* TASK DIRECTIONS
Can you reproduce verbatim the lines of the data below, starting at the line that contains "contour-label: 0 <box>275 478 283 492</box>" and stopping after the line that contains "y-tick-label: 250 <box>20 135 49 154</box>"?

* DATASET EXCERPTS
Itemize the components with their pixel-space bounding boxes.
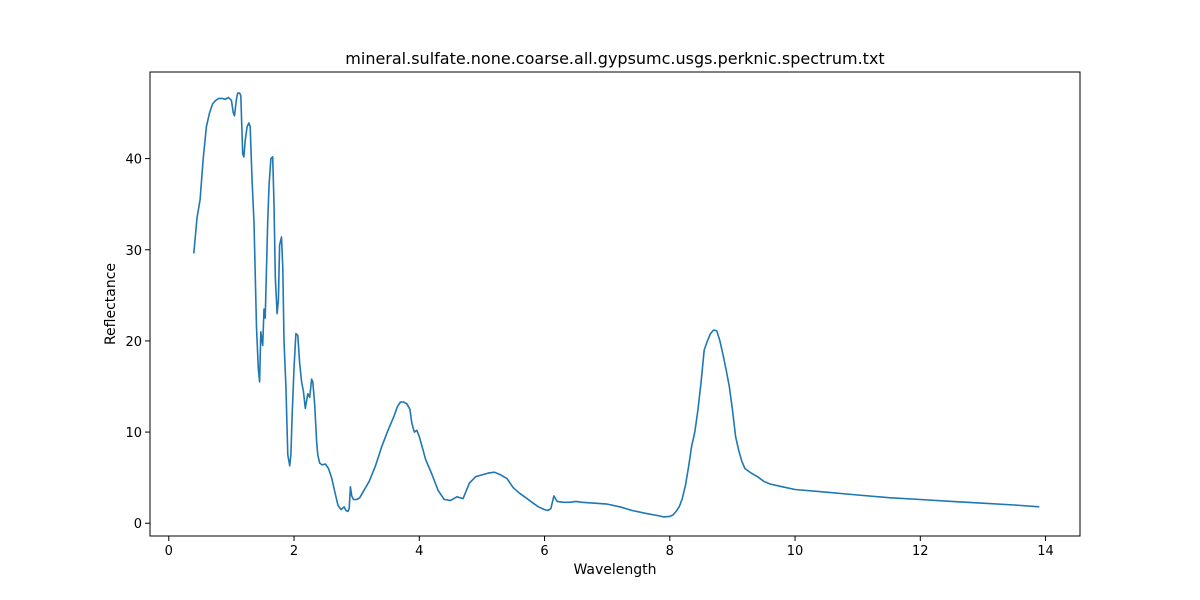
chart-title: mineral.sulfate.none.coarse.all.gypsumc.… xyxy=(345,49,884,68)
x-tick-label: 6 xyxy=(540,544,548,559)
y-tick-label: 40 xyxy=(125,153,142,168)
y-tick-label: 30 xyxy=(125,244,142,259)
y-axis-label: Reflectance xyxy=(103,263,119,345)
y-tick-label: 20 xyxy=(125,335,142,350)
y-tick-label: 10 xyxy=(125,426,142,441)
x-tick-label: 4 xyxy=(415,544,423,559)
data-series-line xyxy=(193,92,1040,518)
x-tick-label: 2 xyxy=(290,544,298,559)
x-tick-label: 12 xyxy=(912,544,929,559)
x-tick-label: 8 xyxy=(666,544,674,559)
x-tick-label: 10 xyxy=(787,544,804,559)
x-tick-label: 14 xyxy=(1037,544,1054,559)
x-tick-label: 0 xyxy=(165,544,173,559)
y-tick-label: 0 xyxy=(134,517,142,532)
plot-area xyxy=(193,92,1040,518)
x-axis-ticks: 0 2 4 6 8 10 12 14 xyxy=(165,536,1054,559)
axes-frame xyxy=(149,71,1081,537)
x-axis-label: Wavelength xyxy=(573,562,656,578)
y-axis-ticks: 0 10 20 30 40 xyxy=(125,153,150,532)
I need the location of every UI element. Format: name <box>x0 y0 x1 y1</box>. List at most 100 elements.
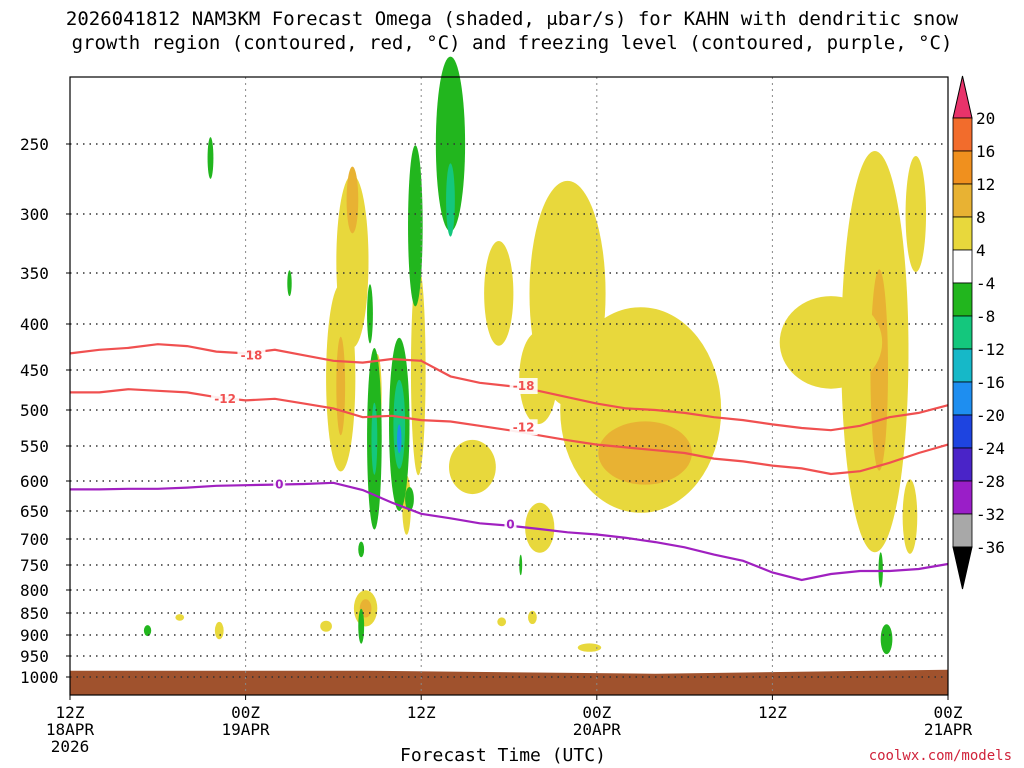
contour-label: 0 <box>275 478 283 492</box>
contour-label-bg <box>504 516 517 533</box>
colorbar-swatch <box>952 315 973 350</box>
y-tick-label: 450 <box>20 361 49 380</box>
colorbar-swatch <box>952 414 973 449</box>
omega-shade-region <box>358 608 365 644</box>
y-tick-label: 250 <box>20 135 49 154</box>
colorbar-swatch <box>952 513 973 548</box>
omega-shade-region <box>393 379 406 469</box>
y-tick-label: 500 <box>20 401 49 420</box>
omega-shade-region <box>214 621 224 640</box>
omega-shade-region <box>143 625 152 637</box>
omega-shade-region <box>336 336 346 436</box>
omega-shade-region <box>449 439 496 495</box>
omega-shade-region <box>346 166 359 234</box>
chart-title-line-2: growth region (contoured, red, °C) and f… <box>71 32 953 54</box>
colorbar-swatch <box>952 117 973 152</box>
y-tick-label: 600 <box>20 472 49 491</box>
omega-shade-region <box>446 163 455 237</box>
colorbar-label: 4 <box>976 241 986 260</box>
x-tick-date: 21APR <box>924 720 973 739</box>
y-tick-label: 300 <box>20 205 49 224</box>
omega-shade-region <box>287 270 292 297</box>
colorbar-label: 12 <box>976 175 995 194</box>
plot-frame <box>69 76 949 696</box>
y-tick-label: 750 <box>20 556 49 575</box>
colorbar-swatch <box>952 183 973 218</box>
contour-lines: -18 -18 -12 -12 0 0 <box>69 343 949 582</box>
y-tick-label: 400 <box>20 315 49 334</box>
omega-shade-region <box>577 643 602 652</box>
colorbar-swatch <box>952 282 973 317</box>
omega-shade-region <box>598 421 692 485</box>
colorbar-label: -4 <box>976 274 995 293</box>
x-tick-date: 18APR <box>46 720 95 739</box>
contour-label-bg <box>509 378 538 394</box>
omega-shade-region <box>410 264 426 476</box>
colorbar-label: -20 <box>976 406 1005 425</box>
omega-shade-region <box>497 617 507 627</box>
x-axis-label: Forecast Time (UTC) <box>400 745 606 766</box>
colorbar-swatch <box>952 216 973 251</box>
contour-label: -18 <box>241 348 263 362</box>
y-tick-label: 550 <box>20 437 49 456</box>
x-tick-label: 12Z <box>407 703 436 722</box>
omega-shade-region <box>519 554 523 576</box>
y-tick-label: 650 <box>20 502 49 521</box>
colorbar-label: -24 <box>976 439 1005 458</box>
chart-title-line-1: 2026041812 NAM3KM Forecast Omega (shaded… <box>65 8 959 30</box>
y-tick-label: 800 <box>20 581 49 600</box>
colorbar-label: -8 <box>976 307 995 326</box>
colorbar-swatch <box>952 447 973 482</box>
omega-shade-region <box>408 145 423 307</box>
x-tick-label: 12Z <box>56 703 85 722</box>
contour-label-bg <box>509 419 538 436</box>
contour-label-bg <box>237 347 266 364</box>
omega-shade-region <box>397 424 402 454</box>
omega-shade-region <box>519 331 558 425</box>
colorbar: 20 16 12 8 4 -4 -8 -12 -16 -20 -24 -28 -32 -36 <box>952 75 1005 590</box>
colorbar-label: 20 <box>976 109 995 128</box>
colorbar-arrow-bottom <box>952 546 973 590</box>
omega-shade-region <box>880 624 893 655</box>
y-tick-label: 950 <box>20 647 49 666</box>
colorbar-label: -36 <box>976 538 1005 557</box>
omega-shade-region <box>371 402 378 475</box>
colorbar-swatch <box>952 381 973 416</box>
omega-shade-region <box>484 241 514 346</box>
omega-shade-region <box>367 284 373 344</box>
omega-shade-region <box>358 541 365 558</box>
x-tick-date: 19APR <box>222 720 271 739</box>
omega-shade-region <box>320 620 332 632</box>
colorbar-swatch <box>952 150 973 185</box>
contour-line <box>69 343 949 432</box>
y-tick-label: 900 <box>20 626 49 645</box>
contour-label: -12 <box>513 420 535 434</box>
y-tick-label: 350 <box>20 264 49 283</box>
contour-label: 0 <box>506 517 514 531</box>
axes: 250 300 350 400 450 500 550 600 650 700 750 800 850 9… <box>20 76 973 756</box>
x-tick-label: 12Z <box>758 703 787 722</box>
colorbar-label: 8 <box>976 208 986 227</box>
x-tick-label: 00Z <box>934 703 963 722</box>
colorbar-label: 16 <box>976 142 995 161</box>
colorbar-label: -28 <box>976 472 1005 491</box>
ground-terrain <box>70 669 948 695</box>
colorbar-label: -12 <box>976 340 1005 359</box>
colorbar-label: -16 <box>976 373 1005 392</box>
colorbar-label: -32 <box>976 505 1005 524</box>
y-tick-label: 1000 <box>20 668 59 687</box>
colorbar-swatch <box>952 249 973 284</box>
contour-label: -12 <box>214 392 236 406</box>
omega-shade-region <box>902 479 918 554</box>
omega-shade-region <box>528 610 537 625</box>
omega-shade-region <box>435 56 466 232</box>
x-tick-label: 00Z <box>582 703 611 722</box>
colorbar-swatch <box>952 480 973 515</box>
contour-label-bg <box>273 476 286 493</box>
omega-shading <box>70 56 948 695</box>
contour-label: -18 <box>513 379 535 393</box>
omega-shade-region <box>207 137 214 179</box>
contour-label-bg <box>211 390 240 407</box>
colorbar-swatch <box>952 348 973 383</box>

* CORRECT RESPONSE
contour-label: 0 <box>275 478 283 492</box>
contour-label-bg <box>504 516 517 533</box>
colorbar-swatch <box>952 315 973 350</box>
y-tick-label: 450 <box>20 361 49 380</box>
colorbar-swatch <box>952 414 973 449</box>
omega-shade-region <box>358 608 365 644</box>
y-tick-label: 250 <box>20 135 49 154</box>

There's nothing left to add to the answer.